§ **Records shown**:
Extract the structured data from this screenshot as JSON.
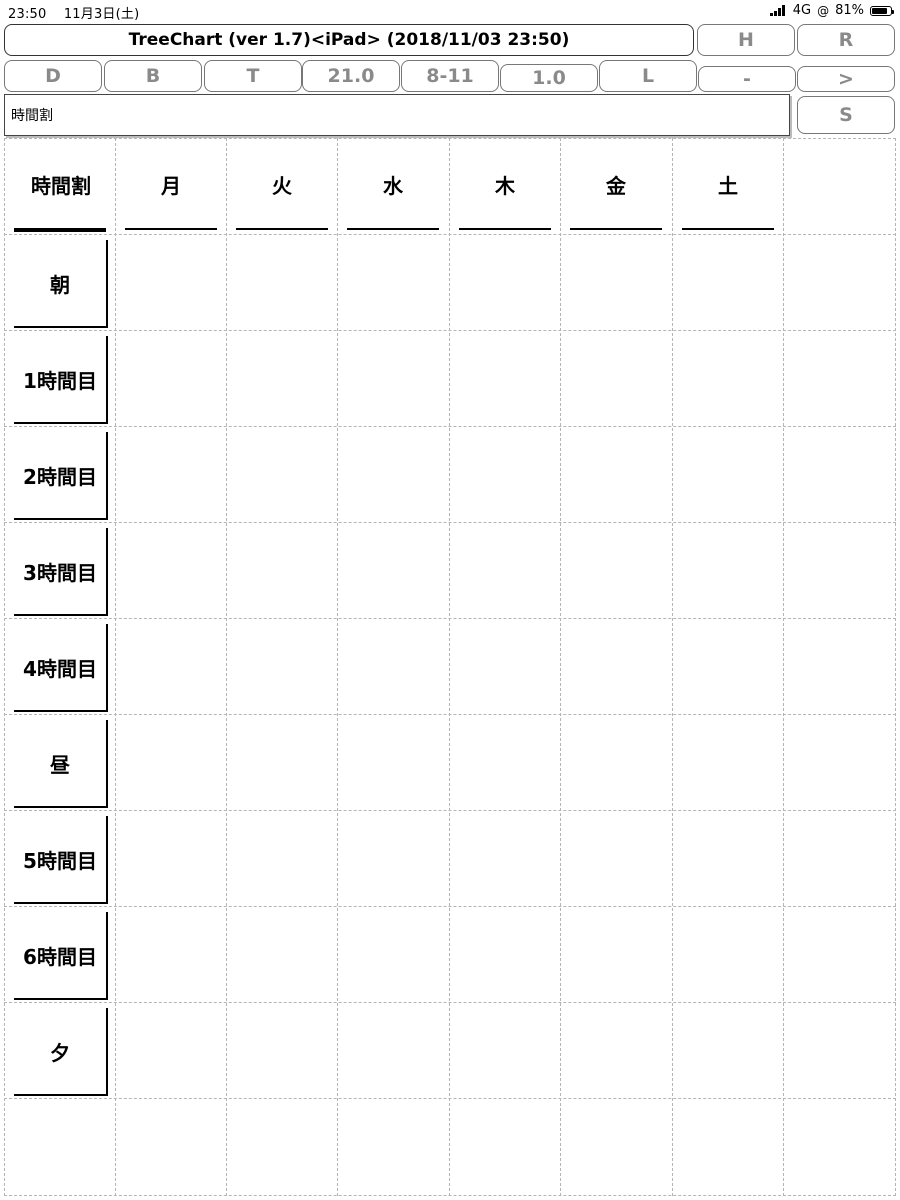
{
  "status_bar": {
    "time": "23:50",
    "date": "11月3日(土)",
    "network": "4G",
    "battery": "81%",
    "battery_level": 0.81
  },
  "toolbar": {
    "title": "TreeChart (ver 1.7)<iPad> (2018/11/03 23:50)",
    "h_label": "H",
    "r_label": "R",
    "buttons": [
      "D",
      "B",
      "T",
      "21.0",
      "8-11",
      "1.0",
      "L",
      "-",
      ">"
    ],
    "path": "時間割",
    "s_label": "S"
  },
  "timetable": {
    "corner": "時間割",
    "days": [
      "月",
      "火",
      "水",
      "木",
      "金",
      "土"
    ],
    "periods": [
      "朝",
      "1時間目",
      "2時間目",
      "3時間目",
      "4時間目",
      "昼",
      "5時間目",
      "6時間目",
      "夕"
    ]
  }
}
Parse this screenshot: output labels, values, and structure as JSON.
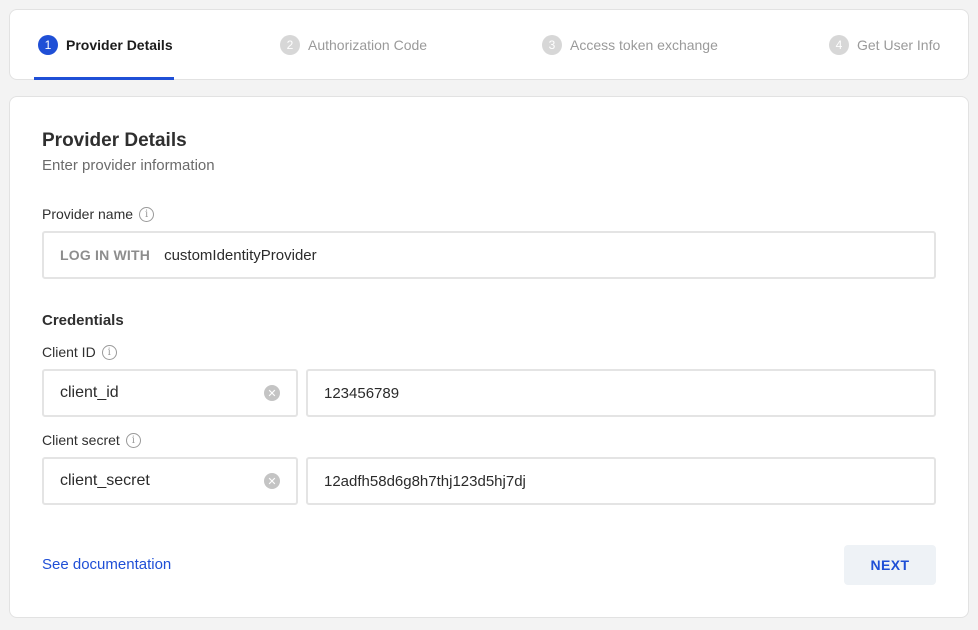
{
  "steps": [
    {
      "number": "1",
      "label": "Provider Details"
    },
    {
      "number": "2",
      "label": "Authorization Code"
    },
    {
      "number": "3",
      "label": "Access token exchange"
    },
    {
      "number": "4",
      "label": "Get User Info"
    }
  ],
  "form": {
    "title": "Provider Details",
    "subtitle": "Enter provider information",
    "provider_name": {
      "label": "Provider name",
      "prefix": "LOG IN WITH",
      "value": "customIdentityProvider"
    },
    "credentials_heading": "Credentials",
    "client_id": {
      "label": "Client ID",
      "key": "client_id",
      "value": "123456789"
    },
    "client_secret": {
      "label": "Client secret",
      "key": "client_secret",
      "value": "12adfh58d6g8h7thj123d5hj7dj"
    },
    "doc_link": "See documentation",
    "next_label": "NEXT"
  },
  "icons": {
    "info": "info-icon",
    "clear": "clear-circle-icon"
  },
  "colors": {
    "accent": "#1f4fd6",
    "inactive_step": "#d7d7d7",
    "button_bg": "#eef2f6"
  }
}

§ **Problem statement**:
Show every line in the entries where the string "Details" occurs.

§ **Finished exercise**:
      "label": "Provider Details"
    "title": "Provider Details",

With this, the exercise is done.